> [Given instruction]: Report only the number of lines in this material that include "screenshot".

[START OF Records for the task]

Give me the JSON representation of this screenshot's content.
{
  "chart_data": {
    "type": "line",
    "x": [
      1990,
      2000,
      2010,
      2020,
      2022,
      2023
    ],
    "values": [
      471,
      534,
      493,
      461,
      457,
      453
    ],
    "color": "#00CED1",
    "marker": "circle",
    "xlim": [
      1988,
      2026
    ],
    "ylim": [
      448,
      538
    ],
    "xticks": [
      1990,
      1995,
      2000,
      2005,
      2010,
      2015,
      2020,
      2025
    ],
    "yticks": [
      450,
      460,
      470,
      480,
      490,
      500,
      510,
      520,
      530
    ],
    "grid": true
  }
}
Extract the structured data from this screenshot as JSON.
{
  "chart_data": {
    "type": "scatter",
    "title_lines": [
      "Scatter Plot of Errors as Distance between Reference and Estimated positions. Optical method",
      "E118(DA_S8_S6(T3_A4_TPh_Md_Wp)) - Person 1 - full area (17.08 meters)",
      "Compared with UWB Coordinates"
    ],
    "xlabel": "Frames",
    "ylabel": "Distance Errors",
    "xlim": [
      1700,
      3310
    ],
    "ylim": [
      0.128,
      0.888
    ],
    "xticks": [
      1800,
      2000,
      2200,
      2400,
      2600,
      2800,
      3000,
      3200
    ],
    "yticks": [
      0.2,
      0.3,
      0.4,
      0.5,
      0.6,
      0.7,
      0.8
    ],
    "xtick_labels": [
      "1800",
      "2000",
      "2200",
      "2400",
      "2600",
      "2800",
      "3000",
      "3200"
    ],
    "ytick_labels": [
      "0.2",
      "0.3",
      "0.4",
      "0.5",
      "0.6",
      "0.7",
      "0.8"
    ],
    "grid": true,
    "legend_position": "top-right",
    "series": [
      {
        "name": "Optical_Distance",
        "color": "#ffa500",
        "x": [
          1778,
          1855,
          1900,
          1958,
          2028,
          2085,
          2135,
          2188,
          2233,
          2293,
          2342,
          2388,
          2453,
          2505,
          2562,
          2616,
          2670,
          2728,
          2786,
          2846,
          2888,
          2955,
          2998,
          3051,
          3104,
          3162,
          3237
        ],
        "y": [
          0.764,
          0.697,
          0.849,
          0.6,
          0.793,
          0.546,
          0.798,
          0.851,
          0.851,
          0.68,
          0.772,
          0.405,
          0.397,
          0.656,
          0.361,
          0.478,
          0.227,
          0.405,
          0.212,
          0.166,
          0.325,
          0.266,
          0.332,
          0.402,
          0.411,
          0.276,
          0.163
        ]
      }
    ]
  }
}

[END OF Records for the task]

> [Reply to the exercise]: 2